> _Entries taken from a collection_
──────────

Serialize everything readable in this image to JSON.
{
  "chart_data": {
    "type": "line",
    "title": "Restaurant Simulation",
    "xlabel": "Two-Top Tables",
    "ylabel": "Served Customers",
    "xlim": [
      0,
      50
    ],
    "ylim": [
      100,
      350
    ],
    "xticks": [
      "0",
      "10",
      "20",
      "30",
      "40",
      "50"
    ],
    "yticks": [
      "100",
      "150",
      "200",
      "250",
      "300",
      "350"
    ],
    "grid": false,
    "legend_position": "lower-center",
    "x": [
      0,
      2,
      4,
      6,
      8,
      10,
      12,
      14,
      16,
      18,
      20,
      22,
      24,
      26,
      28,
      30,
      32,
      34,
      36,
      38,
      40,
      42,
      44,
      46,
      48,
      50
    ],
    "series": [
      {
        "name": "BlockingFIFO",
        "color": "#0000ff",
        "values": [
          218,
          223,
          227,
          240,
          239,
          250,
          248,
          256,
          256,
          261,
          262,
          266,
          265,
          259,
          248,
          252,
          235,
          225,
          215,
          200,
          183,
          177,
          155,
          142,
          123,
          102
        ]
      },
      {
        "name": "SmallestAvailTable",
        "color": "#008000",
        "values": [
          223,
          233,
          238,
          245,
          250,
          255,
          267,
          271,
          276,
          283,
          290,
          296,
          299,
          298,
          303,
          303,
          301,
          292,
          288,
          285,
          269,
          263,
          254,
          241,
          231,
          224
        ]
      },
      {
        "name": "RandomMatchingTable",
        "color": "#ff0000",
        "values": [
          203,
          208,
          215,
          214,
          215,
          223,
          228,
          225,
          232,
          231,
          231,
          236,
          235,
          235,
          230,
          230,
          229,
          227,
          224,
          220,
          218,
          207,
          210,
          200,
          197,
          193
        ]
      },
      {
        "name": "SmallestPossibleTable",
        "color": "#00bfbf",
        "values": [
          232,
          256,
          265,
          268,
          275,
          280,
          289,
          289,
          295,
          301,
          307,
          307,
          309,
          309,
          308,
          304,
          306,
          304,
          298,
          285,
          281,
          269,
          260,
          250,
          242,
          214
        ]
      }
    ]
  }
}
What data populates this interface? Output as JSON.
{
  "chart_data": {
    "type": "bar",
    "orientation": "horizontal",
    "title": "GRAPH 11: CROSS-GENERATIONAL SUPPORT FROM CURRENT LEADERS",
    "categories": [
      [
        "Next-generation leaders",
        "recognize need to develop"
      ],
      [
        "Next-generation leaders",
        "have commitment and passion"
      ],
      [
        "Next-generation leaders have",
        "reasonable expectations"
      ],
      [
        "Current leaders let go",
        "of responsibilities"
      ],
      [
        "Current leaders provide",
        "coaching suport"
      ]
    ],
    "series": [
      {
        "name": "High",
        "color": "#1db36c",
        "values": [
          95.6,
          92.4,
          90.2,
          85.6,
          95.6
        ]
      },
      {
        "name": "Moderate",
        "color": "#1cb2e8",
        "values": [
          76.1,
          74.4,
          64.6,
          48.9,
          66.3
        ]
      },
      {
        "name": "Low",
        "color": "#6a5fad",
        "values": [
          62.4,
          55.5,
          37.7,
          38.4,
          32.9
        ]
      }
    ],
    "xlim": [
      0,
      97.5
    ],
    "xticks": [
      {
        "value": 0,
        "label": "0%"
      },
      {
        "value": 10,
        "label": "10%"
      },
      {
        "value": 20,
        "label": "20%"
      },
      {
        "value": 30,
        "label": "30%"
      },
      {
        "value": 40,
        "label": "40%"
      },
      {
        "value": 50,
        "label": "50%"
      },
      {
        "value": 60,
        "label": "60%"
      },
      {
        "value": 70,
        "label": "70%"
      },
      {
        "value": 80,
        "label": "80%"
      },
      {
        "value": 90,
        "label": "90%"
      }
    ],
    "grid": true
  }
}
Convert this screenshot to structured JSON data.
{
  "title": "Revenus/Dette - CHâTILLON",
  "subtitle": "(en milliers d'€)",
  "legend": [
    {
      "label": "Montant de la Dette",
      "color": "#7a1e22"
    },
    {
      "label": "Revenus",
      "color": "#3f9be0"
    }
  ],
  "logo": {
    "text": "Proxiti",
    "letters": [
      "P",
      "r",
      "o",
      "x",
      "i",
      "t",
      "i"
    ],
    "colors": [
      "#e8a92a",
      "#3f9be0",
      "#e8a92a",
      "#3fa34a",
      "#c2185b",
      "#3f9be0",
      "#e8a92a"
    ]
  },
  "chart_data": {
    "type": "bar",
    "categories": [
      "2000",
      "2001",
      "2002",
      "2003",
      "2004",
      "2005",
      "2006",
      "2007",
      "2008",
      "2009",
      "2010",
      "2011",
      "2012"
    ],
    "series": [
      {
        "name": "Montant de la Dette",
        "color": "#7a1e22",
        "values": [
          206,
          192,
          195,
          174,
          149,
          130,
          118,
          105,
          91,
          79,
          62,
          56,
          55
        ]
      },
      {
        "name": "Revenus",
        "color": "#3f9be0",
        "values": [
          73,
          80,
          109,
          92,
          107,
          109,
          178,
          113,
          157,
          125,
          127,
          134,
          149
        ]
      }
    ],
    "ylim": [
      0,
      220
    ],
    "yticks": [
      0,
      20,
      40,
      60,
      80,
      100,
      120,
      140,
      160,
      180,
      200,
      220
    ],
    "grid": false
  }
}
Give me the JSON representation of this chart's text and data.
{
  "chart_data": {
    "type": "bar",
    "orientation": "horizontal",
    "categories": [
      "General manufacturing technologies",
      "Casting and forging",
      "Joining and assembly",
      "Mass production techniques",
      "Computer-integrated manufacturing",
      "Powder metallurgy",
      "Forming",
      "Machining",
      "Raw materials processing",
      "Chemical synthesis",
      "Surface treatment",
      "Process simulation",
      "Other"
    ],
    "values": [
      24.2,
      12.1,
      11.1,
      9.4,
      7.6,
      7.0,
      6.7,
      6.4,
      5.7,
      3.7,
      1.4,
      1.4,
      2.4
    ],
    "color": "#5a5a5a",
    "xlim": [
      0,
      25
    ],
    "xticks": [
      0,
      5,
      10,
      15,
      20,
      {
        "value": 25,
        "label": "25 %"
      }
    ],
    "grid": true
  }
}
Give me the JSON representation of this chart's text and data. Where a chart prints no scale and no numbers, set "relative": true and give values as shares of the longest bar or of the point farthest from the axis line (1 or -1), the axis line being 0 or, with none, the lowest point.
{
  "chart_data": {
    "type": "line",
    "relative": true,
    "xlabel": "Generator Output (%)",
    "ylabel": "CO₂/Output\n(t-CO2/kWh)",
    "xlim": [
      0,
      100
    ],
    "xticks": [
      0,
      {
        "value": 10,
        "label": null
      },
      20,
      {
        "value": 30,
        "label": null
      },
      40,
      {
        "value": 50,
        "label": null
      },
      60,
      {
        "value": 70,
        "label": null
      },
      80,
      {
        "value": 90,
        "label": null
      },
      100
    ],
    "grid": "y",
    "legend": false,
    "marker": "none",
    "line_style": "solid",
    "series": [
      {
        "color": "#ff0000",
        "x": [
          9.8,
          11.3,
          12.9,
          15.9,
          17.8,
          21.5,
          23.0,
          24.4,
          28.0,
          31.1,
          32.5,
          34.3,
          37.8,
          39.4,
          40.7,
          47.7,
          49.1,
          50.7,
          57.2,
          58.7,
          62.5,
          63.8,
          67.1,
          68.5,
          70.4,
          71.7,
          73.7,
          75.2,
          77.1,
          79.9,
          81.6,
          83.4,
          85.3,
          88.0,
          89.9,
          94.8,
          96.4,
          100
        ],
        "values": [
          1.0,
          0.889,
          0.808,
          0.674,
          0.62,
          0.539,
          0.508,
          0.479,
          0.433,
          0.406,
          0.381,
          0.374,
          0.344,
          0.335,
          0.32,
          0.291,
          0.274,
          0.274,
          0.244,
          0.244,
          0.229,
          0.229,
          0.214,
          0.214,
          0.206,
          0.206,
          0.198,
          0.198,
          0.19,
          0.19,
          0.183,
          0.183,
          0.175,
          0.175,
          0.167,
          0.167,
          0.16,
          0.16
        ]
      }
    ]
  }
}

──────────

> _Short exercise_
Write out every line of the data that holds the word "grid".

> _Result for this task_
    "grid": false,
    "grid": true
    "grid": false
    "grid": true
    "grid": "y",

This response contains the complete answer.